* TASK REQUIREMENTS *
Your task is to copy each line that has the word "footer".

= = = = =

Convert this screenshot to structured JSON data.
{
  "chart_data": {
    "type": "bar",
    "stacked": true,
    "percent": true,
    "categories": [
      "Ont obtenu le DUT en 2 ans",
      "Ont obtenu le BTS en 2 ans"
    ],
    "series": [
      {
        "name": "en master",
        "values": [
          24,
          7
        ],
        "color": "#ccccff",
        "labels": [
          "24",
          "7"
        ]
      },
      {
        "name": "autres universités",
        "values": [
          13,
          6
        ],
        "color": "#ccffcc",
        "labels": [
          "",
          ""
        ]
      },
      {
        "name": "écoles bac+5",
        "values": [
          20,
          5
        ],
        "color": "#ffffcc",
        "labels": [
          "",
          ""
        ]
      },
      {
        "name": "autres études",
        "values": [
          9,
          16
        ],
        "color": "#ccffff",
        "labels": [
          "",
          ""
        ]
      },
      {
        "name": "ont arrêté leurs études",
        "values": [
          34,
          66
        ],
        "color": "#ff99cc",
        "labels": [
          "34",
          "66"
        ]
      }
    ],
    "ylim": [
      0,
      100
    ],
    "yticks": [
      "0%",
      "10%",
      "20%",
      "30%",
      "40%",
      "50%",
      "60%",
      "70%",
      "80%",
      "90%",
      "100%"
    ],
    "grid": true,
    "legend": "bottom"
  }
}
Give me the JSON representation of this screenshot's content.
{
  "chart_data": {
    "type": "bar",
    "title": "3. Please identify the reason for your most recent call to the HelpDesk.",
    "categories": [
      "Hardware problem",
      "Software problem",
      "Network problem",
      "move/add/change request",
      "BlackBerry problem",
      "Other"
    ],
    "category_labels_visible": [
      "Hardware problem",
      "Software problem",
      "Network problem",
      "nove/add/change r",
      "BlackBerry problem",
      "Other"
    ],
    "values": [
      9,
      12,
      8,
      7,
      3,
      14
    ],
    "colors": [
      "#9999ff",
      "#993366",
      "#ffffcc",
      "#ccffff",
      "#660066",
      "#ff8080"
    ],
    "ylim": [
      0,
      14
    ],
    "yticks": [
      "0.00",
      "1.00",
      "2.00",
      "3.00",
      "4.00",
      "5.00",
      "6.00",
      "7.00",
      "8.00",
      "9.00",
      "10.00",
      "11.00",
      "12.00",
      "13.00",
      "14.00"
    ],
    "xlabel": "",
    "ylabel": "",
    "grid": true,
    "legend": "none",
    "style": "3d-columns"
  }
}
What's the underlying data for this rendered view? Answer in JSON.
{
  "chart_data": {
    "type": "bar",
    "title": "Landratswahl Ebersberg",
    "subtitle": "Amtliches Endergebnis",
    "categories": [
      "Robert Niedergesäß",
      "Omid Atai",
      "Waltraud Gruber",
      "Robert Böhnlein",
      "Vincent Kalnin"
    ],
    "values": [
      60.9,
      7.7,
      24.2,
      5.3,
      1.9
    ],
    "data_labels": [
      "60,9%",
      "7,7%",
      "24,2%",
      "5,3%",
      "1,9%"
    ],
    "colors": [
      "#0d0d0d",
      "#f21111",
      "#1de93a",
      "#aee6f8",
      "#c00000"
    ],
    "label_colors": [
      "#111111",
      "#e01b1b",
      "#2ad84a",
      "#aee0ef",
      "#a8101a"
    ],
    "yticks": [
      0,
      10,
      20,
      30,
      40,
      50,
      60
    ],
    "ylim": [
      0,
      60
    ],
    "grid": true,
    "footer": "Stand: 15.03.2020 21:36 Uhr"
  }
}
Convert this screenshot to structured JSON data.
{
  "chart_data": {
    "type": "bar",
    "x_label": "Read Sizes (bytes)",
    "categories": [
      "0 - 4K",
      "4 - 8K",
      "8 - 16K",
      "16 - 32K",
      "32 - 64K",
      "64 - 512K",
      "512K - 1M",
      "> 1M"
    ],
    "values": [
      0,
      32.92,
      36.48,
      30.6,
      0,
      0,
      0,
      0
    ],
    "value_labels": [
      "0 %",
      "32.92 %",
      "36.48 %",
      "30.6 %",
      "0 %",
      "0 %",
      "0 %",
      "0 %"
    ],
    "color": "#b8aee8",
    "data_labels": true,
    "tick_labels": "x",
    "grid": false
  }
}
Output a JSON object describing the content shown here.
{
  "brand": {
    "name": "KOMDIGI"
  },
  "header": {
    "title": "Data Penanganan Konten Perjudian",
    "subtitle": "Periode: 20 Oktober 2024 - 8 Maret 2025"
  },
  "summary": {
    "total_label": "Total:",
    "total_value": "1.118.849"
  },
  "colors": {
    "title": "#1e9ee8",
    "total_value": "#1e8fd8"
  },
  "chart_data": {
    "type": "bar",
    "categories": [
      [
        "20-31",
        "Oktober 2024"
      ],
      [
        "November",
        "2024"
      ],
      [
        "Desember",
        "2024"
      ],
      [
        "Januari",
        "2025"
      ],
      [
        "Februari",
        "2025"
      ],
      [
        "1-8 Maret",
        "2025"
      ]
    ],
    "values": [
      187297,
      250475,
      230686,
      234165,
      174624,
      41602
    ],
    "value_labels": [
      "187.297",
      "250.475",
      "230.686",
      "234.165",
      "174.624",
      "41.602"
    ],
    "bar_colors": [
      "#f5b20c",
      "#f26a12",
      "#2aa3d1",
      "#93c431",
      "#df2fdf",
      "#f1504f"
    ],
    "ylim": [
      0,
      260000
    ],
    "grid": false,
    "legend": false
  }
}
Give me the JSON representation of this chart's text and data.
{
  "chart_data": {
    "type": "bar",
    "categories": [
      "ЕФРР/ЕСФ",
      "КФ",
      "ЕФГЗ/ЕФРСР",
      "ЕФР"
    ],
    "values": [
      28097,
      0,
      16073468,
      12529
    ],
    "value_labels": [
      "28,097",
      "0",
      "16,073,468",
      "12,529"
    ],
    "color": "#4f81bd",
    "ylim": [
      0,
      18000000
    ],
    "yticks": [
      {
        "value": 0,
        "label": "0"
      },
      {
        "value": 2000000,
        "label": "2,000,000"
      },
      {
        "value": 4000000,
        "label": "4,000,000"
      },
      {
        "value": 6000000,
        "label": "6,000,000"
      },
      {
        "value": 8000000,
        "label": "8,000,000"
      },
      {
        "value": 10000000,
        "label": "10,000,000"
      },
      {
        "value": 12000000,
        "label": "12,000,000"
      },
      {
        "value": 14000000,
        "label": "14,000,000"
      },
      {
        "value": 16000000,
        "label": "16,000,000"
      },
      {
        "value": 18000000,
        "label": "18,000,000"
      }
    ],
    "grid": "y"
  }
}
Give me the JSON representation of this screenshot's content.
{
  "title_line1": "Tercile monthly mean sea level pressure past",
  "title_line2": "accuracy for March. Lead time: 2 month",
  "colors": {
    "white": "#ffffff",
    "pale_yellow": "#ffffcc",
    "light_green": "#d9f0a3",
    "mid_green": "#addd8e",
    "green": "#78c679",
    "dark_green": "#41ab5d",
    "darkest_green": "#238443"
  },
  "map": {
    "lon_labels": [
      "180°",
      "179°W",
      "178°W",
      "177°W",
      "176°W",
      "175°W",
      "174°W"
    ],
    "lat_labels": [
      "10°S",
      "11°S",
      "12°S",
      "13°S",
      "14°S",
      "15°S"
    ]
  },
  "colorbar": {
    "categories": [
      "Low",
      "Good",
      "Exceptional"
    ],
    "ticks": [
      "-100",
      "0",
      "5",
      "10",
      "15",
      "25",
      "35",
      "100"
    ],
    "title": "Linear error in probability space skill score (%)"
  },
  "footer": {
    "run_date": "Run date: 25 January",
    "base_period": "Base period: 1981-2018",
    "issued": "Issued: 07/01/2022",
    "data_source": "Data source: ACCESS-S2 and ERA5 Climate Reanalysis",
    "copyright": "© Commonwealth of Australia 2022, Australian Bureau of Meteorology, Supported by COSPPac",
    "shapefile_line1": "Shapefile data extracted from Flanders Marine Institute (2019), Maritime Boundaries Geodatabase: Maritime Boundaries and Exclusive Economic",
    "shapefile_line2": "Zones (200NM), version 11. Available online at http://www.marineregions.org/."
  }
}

= = = = =

* SOLUTION TO THE PROBLEM *
    "footer": "Stand: 15.03.2020 21:36 Uhr"
  "footer": {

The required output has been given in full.